[Start of Exercise inputs]
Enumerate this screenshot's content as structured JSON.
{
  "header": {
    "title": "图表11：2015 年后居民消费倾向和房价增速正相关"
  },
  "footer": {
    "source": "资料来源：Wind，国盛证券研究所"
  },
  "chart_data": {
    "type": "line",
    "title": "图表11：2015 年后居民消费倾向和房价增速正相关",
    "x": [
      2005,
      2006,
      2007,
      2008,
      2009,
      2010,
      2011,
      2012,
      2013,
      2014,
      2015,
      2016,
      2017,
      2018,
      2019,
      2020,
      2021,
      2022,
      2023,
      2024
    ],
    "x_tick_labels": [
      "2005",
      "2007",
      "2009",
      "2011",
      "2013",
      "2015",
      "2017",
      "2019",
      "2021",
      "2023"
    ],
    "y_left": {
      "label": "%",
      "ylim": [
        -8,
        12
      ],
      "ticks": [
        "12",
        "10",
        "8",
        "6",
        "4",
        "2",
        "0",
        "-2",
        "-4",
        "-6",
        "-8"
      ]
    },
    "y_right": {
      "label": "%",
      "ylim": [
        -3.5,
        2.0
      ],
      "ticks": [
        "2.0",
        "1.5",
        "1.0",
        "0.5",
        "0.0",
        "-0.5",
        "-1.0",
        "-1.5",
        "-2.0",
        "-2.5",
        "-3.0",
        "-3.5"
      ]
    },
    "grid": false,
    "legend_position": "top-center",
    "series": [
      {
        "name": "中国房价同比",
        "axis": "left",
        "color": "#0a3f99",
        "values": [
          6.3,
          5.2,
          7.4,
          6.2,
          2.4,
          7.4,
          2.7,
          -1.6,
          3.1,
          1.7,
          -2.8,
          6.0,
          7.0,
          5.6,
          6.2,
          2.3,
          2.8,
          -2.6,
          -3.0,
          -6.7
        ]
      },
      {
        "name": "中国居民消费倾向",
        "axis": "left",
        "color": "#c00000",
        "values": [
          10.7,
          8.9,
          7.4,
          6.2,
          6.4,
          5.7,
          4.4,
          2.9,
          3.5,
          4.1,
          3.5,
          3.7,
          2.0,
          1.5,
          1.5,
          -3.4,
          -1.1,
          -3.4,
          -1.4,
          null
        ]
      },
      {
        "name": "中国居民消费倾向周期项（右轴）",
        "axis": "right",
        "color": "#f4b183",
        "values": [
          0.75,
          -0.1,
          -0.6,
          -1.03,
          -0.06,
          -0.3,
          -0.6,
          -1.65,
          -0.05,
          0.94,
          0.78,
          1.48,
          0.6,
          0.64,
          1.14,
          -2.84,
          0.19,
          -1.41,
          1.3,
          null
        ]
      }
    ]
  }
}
[End of Exercise inputs]
[Start of Exercise inputs]
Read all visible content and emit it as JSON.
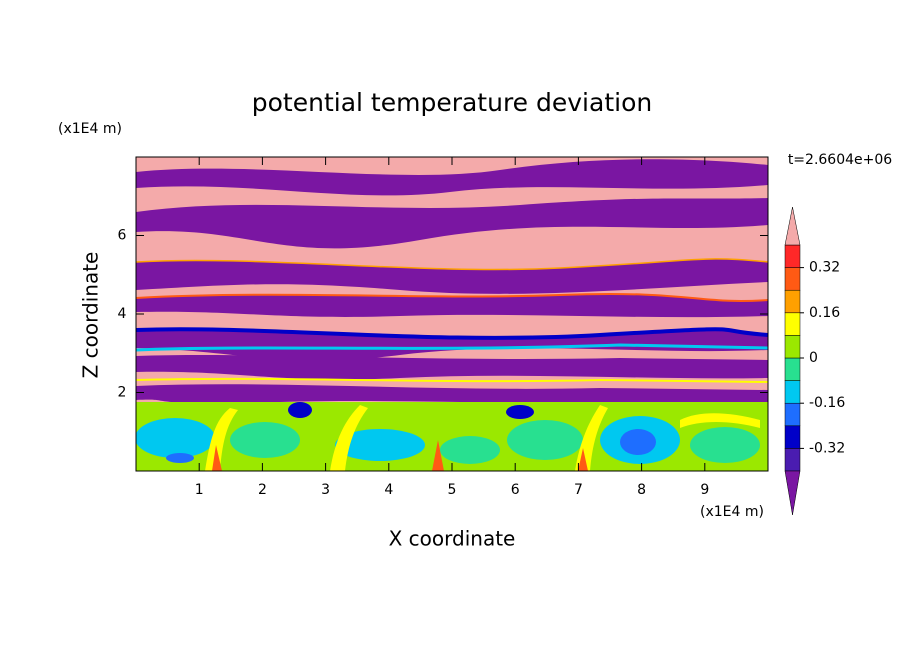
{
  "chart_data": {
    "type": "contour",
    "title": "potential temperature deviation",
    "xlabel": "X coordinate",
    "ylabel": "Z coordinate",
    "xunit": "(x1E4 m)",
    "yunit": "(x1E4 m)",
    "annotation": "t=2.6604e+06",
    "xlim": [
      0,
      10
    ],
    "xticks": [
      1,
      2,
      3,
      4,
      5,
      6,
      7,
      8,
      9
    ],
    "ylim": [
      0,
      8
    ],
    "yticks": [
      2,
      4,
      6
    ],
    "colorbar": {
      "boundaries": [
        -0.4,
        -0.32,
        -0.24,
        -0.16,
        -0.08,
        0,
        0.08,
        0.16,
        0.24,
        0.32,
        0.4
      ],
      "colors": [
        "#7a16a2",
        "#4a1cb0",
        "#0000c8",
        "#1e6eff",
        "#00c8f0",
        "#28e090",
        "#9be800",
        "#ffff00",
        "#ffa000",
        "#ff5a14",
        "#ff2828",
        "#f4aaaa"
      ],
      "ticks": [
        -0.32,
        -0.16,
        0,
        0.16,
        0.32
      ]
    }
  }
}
[End of Exercise inputs]
◆ Required task: Go through the material line by line. Show each line that contains the string "title".

◆ Written answer:
    "title": "图表11：2015 年后居民消费倾向和房价增速正相关"
    "title": "图表11：2015 年后居民消费倾向和房价增速正相关",
    "title": "potential temperature deviation",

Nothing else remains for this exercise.